Your task is to print the material below exactly as presented.

*Extracted data entries:*
::::

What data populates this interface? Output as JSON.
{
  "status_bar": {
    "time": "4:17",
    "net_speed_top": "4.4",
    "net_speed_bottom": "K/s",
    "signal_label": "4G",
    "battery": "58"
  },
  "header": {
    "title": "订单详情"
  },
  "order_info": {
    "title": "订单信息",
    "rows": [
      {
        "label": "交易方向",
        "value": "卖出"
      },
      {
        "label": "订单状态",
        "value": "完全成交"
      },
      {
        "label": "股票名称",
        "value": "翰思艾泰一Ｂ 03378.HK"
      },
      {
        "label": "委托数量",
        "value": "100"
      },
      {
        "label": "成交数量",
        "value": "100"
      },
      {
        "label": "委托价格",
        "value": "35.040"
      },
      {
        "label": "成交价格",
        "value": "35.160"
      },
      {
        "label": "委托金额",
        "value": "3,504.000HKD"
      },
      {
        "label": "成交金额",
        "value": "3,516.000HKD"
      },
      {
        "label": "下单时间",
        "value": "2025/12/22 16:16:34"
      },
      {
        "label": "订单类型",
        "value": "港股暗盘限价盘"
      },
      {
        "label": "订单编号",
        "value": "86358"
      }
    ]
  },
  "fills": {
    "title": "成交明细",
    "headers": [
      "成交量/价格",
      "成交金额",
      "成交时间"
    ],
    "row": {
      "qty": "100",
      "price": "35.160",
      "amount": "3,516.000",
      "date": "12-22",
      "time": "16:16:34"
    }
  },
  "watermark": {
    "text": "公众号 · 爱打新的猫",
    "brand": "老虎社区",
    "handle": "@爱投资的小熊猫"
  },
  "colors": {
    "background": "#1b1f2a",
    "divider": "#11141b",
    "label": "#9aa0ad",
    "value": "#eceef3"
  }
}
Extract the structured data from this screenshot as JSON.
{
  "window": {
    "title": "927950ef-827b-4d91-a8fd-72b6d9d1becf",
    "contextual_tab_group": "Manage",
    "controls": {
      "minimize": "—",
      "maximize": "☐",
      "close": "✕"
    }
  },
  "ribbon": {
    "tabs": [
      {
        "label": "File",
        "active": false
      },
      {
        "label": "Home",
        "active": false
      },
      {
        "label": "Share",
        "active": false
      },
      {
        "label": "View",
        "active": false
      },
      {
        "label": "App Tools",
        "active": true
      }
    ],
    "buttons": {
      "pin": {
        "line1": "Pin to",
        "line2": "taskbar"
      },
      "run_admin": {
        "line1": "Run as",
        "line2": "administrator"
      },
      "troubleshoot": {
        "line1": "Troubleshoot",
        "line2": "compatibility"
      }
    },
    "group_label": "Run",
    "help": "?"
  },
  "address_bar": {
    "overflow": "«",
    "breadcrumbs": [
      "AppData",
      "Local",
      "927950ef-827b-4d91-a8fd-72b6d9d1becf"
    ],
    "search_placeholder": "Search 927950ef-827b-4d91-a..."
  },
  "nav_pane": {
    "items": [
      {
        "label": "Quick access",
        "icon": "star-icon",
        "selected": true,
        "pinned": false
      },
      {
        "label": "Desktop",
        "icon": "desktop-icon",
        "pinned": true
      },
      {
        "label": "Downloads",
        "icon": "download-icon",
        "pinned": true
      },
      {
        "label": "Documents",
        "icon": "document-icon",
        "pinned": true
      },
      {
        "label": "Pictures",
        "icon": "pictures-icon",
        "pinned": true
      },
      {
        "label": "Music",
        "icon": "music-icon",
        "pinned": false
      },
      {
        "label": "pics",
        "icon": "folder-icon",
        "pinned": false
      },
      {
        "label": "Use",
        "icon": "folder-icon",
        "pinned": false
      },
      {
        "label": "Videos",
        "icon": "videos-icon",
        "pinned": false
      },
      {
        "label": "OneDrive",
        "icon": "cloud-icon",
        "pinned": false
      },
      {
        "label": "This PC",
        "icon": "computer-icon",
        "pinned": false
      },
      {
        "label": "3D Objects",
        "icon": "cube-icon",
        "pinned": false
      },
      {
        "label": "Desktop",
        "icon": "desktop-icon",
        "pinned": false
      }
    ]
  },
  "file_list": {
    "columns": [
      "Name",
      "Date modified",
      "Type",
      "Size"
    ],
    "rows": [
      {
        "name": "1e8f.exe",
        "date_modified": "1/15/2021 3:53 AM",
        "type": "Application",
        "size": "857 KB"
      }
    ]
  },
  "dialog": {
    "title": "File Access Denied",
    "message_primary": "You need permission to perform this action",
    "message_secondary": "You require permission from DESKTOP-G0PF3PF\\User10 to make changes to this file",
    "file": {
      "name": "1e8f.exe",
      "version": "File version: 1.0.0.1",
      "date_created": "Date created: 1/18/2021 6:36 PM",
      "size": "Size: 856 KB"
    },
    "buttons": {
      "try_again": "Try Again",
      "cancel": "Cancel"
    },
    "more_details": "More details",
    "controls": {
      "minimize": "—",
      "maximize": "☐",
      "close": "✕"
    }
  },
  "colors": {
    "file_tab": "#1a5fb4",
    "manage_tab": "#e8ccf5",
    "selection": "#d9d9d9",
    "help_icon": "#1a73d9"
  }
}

::::

*WRITTEN SOLUTION:*
What data populates this interface? Output as JSON.
{
  "status_bar": {
    "time": "4:17",
    "net_speed_top": "4.4",
    "net_speed_bottom": "K/s",
    "signal_label": "4G",
    "battery": "58"
  },
  "header": {
    "title": "订单详情"
  },
  "order_info": {
    "title": "订单信息",
    "rows": [
      {
        "label": "交易方向",
        "value": "卖出"
      },
      {
        "label": "订单状态",
        "value": "完全成交"
      },
      {
        "label": "股票名称",
        "value": "翰思艾泰一Ｂ 03378.HK"
      },
      {
        "label": "委托数量",
        "value": "100"
      },
      {
        "label": "成交数量",
        "value": "100"
      },
      {
        "label": "委托价格",
        "value": "35.040"
      },
      {
        "label": "成交价格",
        "value": "35.160"
      },
      {
        "label": "委托金额",
        "value": "3,504.000HKD"
      },
      {
        "label": "成交金额",
        "value": "3,516.000HKD"
      },
      {
        "label": "下单时间",
        "value": "2025/12/22 16:16:34"
      },
      {
        "label": "订单类型",
        "value": "港股暗盘限价盘"
      },
      {
        "label": "订单编号",
        "value": "86358"
      }
    ]
  },
  "fills": {
    "title": "成交明细",
    "headers": [
      "成交量/价格",
      "成交金额",
      "成交时间"
    ],
    "row": {
      "qty": "100",
      "price": "35.160",
      "amount": "3,516.000",
      "date": "12-22",
      "time": "16:16:34"
    }
  },
  "watermark": {
    "text": "公众号 · 爱打新的猫",
    "brand": "老虎社区",
    "handle": "@爱投资的小熊猫"
  },
  "colors": {
    "background": "#1b1f2a",
    "divider": "#11141b",
    "label": "#9aa0ad",
    "value": "#eceef3"
  }
}
Extract the structured data from this screenshot as JSON.
{
  "window": {
    "title": "927950ef-827b-4d91-a8fd-72b6d9d1becf",
    "contextual_tab_group": "Manage",
    "controls": {
      "minimize": "—",
      "maximize": "☐",
      "close": "✕"
    }
  },
  "ribbon": {
    "tabs": [
      {
        "label": "File",
        "active": false
      },
      {
        "label": "Home",
        "active": false
      },
      {
        "label": "Share",
        "active": false
      },
      {
        "label": "View",
        "active": false
      },
      {
        "label": "App Tools",
        "active": true
      }
    ],
    "buttons": {
      "pin": {
        "line1": "Pin to",
        "line2": "taskbar"
      },
      "run_admin": {
        "line1": "Run as",
        "line2": "administrator"
      },
      "troubleshoot": {
        "line1": "Troubleshoot",
        "line2": "compatibility"
      }
    },
    "group_label": "Run",
    "help": "?"
  },
  "address_bar": {
    "overflow": "«",
    "breadcrumbs": [
      "AppData",
      "Local",
      "927950ef-827b-4d91-a8fd-72b6d9d1becf"
    ],
    "search_placeholder": "Search 927950ef-827b-4d91-a..."
  },
  "nav_pane": {
    "items": [
      {
        "label": "Quick access",
        "icon": "star-icon",
        "selected": true,
        "pinned": false
      },
      {
        "label": "Desktop",
        "icon": "desktop-icon",
        "pinned": true
      },
      {
        "label": "Downloads",
        "icon": "download-icon",
        "pinned": true
      },
      {
        "label": "Documents",
        "icon": "document-icon",
        "pinned": true
      },
      {
        "label": "Pictures",
        "icon": "pictures-icon",
        "pinned": true
      },
      {
        "label": "Music",
        "icon": "music-icon",
        "pinned": false
      },
      {
        "label": "pics",
        "icon": "folder-icon",
        "pinned": false
      },
      {
        "label": "Use",
        "icon": "folder-icon",
        "pinned": false
      },
      {
        "label": "Videos",
        "icon": "videos-icon",
        "pinned": false
      },
      {
        "label": "OneDrive",
        "icon": "cloud-icon",
        "pinned": false
      },
      {
        "label": "This PC",
        "icon": "computer-icon",
        "pinned": false
      },
      {
        "label": "3D Objects",
        "icon": "cube-icon",
        "pinned": false
      },
      {
        "label": "Desktop",
        "icon": "desktop-icon",
        "pinned": false
      }
    ]
  },
  "file_list": {
    "columns": [
      "Name",
      "Date modified",
      "Type",
      "Size"
    ],
    "rows": [
      {
        "name": "1e8f.exe",
        "date_modified": "1/15/2021 3:53 AM",
        "type": "Application",
        "size": "857 KB"
      }
    ]
  },
  "dialog": {
    "title": "File Access Denied",
    "message_primary": "You need permission to perform this action",
    "message_secondary": "You require permission from DESKTOP-G0PF3PF\\User10 to make changes to this file",
    "file": {
      "name": "1e8f.exe",
      "version": "File version: 1.0.0.1",
      "date_created": "Date created: 1/18/2021 6:36 PM",
      "size": "Size: 856 KB"
    },
    "buttons": {
      "try_again": "Try Again",
      "cancel": "Cancel"
    },
    "more_details": "More details",
    "controls": {
      "minimize": "—",
      "maximize": "☐",
      "close": "✕"
    }
  },
  "colors": {
    "file_tab": "#1a5fb4",
    "manage_tab": "#e8ccf5",
    "selection": "#d9d9d9",
    "help_icon": "#1a73d9"
  }
}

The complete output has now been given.